- Short problem -
Copy the listing verbatim, excluding any images found in it.

- Information given -
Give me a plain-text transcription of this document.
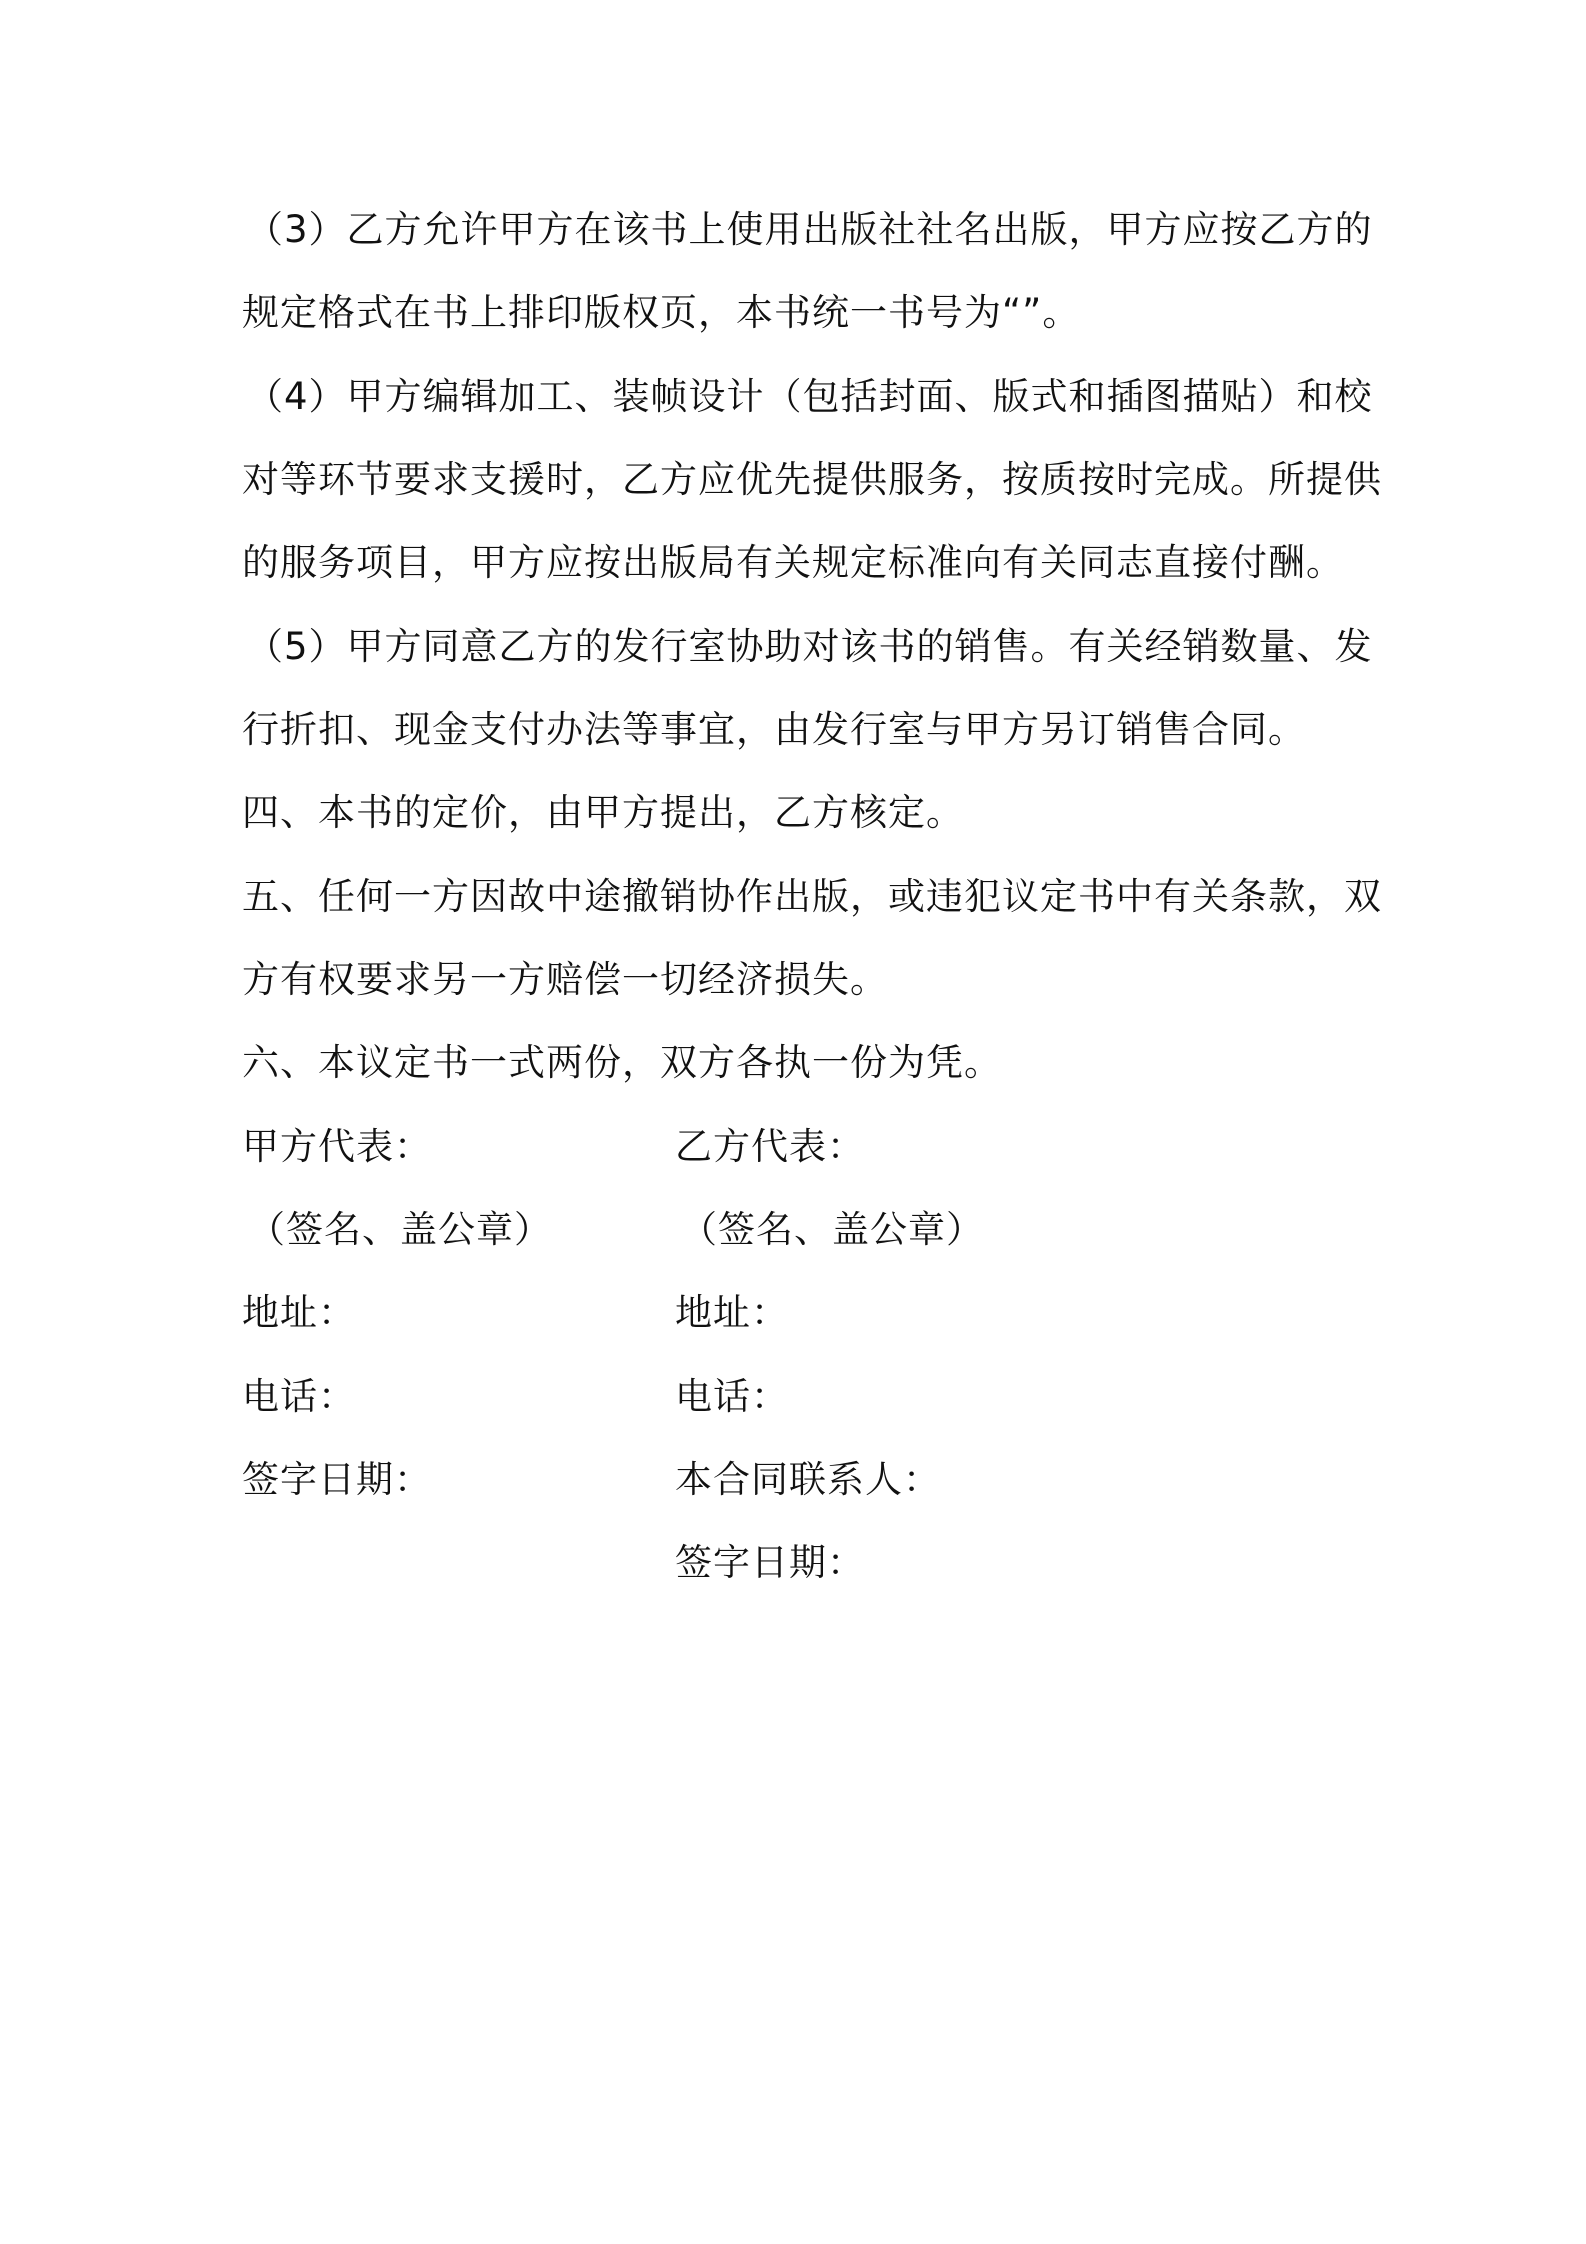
（3）乙方允许甲方在该书上使用出版社社名出版，甲方应按乙方的
规定格式在书上排印版权页，本书统一书号为“”。
（4）甲方编辑加工、装帧设计（包括封面、版式和插图描贴）和校
对等环节要求支援时，乙方应优先提供服务，按质按时完成。所提供
的服务项目，甲方应按出版局有关规定标准向有关同志直接付酬。
（5）甲方同意乙方的发行室协助对该书的销售。有关经销数量、发
行折扣、现金支付办法等事宜，由发行室与甲方另订销售合同。
四、本书的定价，由甲方提出，乙方核定。
五、任何一方因故中途撤销协作出版，或违犯议定书中有关条款，双
方有权要求另一方赔偿一切经济损失。
六、本议定书一式两份，双方各执一份为凭。
甲方代表：
（签名、盖公章）
地址：
电话：
签字日期：
乙方代表：
（签名、盖公章）
地址：
电话：
本合同联系人：
签字日期：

- Expected answer -
Give me a plain-text transcription of this document.
（3）乙方允许甲方在该书上使用出版社社名出版，甲方应按乙方的
规定格式在书上排印版权页，本书统一书号为“”。
（4）甲方编辑加工、装帧设计（包括封面、版式和插图描贴）和校
对等环节要求支援时，乙方应优先提供服务，按质按时完成。所提供
的服务项目，甲方应按出版局有关规定标准向有关同志直接付酬。
（5）甲方同意乙方的发行室协助对该书的销售。有关经销数量、发
行折扣、现金支付办法等事宜，由发行室与甲方另订销售合同。
四、本书的定价，由甲方提出，乙方核定。
五、任何一方因故中途撤销协作出版，或违犯议定书中有关条款，双
方有权要求另一方赔偿一切经济损失。
六、本议定书一式两份，双方各执一份为凭。
甲方代表：
（签名、盖公章）
地址：
电话：
签字日期：
乙方代表：
（签名、盖公章）
地址：
电话：
本合同联系人：
签字日期：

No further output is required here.